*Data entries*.
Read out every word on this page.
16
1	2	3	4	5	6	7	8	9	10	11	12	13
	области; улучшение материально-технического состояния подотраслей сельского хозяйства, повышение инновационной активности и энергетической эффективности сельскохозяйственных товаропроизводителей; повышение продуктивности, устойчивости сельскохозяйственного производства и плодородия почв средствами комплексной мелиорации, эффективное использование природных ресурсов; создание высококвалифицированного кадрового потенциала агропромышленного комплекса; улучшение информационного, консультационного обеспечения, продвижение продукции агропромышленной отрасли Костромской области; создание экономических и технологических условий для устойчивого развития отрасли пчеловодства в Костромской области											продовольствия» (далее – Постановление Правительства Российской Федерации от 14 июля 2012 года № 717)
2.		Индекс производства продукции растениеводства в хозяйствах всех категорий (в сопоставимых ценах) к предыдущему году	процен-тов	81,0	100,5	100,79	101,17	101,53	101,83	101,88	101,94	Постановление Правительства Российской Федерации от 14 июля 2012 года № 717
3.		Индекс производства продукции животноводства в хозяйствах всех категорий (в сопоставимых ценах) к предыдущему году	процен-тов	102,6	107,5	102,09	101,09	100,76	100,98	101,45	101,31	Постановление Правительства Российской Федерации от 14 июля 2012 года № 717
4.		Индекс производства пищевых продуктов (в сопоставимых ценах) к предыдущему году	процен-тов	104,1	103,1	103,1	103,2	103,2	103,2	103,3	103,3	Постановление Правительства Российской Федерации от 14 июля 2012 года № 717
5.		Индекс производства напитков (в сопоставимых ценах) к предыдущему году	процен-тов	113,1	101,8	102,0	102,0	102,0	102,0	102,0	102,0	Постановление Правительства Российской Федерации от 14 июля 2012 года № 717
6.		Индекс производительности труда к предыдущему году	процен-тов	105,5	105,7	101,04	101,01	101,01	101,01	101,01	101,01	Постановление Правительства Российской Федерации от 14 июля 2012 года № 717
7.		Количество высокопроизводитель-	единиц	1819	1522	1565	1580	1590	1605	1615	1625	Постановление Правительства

*Directions*. Write every record out again, unaltered.

*Written answer*.
Read out every word on this page.
16
1	2	3	4	5	6	7	8	9	10	11	12	13
	области; улучшение материально-технического состояния подотраслей сельского хозяйства, повышение инновационной активности и энергетической эффективности сельскохозяйственных товаропроизводителей; повышение продуктивности, устойчивости сельскохозяйственного производства и плодородия почв средствами комплексной мелиорации, эффективное использование природных ресурсов; создание высококвалифицированного кадрового потенциала агропромышленного комплекса; улучшение информационного, консультационного обеспечения, продвижение продукции агропромышленной отрасли Костромской области; создание экономических и технологических условий для устойчивого развития отрасли пчеловодства в Костромской области											продовольствия» (далее – Постановление Правительства Российской Федерации от 14 июля 2012 года № 717)
2.		Индекс производства продукции растениеводства в хозяйствах всех категорий (в сопоставимых ценах) к предыдущему году	процен-тов	81,0	100,5	100,79	101,17	101,53	101,83	101,88	101,94	Постановление Правительства Российской Федерации от 14 июля 2012 года № 717
3.		Индекс производства продукции животноводства в хозяйствах всех категорий (в сопоставимых ценах) к предыдущему году	процен-тов	102,6	107,5	102,09	101,09	100,76	100,98	101,45	101,31	Постановление Правительства Российской Федерации от 14 июля 2012 года № 717
4.		Индекс производства пищевых продуктов (в сопоставимых ценах) к предыдущему году	процен-тов	104,1	103,1	103,1	103,2	103,2	103,2	103,3	103,3	Постановление Правительства Российской Федерации от 14 июля 2012 года № 717
5.		Индекс производства напитков (в сопоставимых ценах) к предыдущему году	процен-тов	113,1	101,8	102,0	102,0	102,0	102,0	102,0	102,0	Постановление Правительства Российской Федерации от 14 июля 2012 года № 717
6.		Индекс производительности труда к предыдущему году	процен-тов	105,5	105,7	101,04	101,01	101,01	101,01	101,01	101,01	Постановление Правительства Российской Федерации от 14 июля 2012 года № 717
7.		Количество высокопроизводитель-	единиц	1819	1522	1565	1580	1590	1605	1615	1625	Постановление Правительства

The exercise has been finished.